EXERCISE INPUTS:
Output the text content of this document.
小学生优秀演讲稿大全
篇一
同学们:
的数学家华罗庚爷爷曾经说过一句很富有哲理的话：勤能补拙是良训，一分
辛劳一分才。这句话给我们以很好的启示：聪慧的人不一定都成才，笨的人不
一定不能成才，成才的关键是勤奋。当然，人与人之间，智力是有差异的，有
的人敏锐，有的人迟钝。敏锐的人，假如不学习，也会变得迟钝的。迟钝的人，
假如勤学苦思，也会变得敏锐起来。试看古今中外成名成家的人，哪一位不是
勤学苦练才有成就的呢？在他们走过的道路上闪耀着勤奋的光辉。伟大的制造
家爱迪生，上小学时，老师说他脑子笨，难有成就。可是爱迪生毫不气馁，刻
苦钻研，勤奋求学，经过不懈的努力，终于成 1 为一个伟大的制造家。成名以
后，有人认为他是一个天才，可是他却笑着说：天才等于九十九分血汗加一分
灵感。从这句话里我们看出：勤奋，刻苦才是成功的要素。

THE REQUEST:
Your task is to reproduce the whole listing exactly.

THE OUTPUT:
Output the text content of this document.
小学生优秀演讲稿大全
篇一
同学们:
的数学家华罗庚爷爷曾经说过一句很富有哲理的话：勤能补拙是良训，一分
辛劳一分才。这句话给我们以很好的启示：聪慧的人不一定都成才，笨的人不
一定不能成才，成才的关键是勤奋。当然，人与人之间，智力是有差异的，有
的人敏锐，有的人迟钝。敏锐的人，假如不学习，也会变得迟钝的。迟钝的人，
假如勤学苦思，也会变得敏锐起来。试看古今中外成名成家的人，哪一位不是
勤学苦练才有成就的呢？在他们走过的道路上闪耀着勤奋的光辉。伟大的制造
家爱迪生，上小学时，老师说他脑子笨，难有成就。可是爱迪生毫不气馁，刻
苦钻研，勤奋求学，经过不懈的努力，终于成 1 为一个伟大的制造家。成名以
后，有人认为他是一个天才，可是他却笑着说：天才等于九十九分血汗加一分
灵感。从这句话里我们看出：勤奋，刻苦才是成功的要素。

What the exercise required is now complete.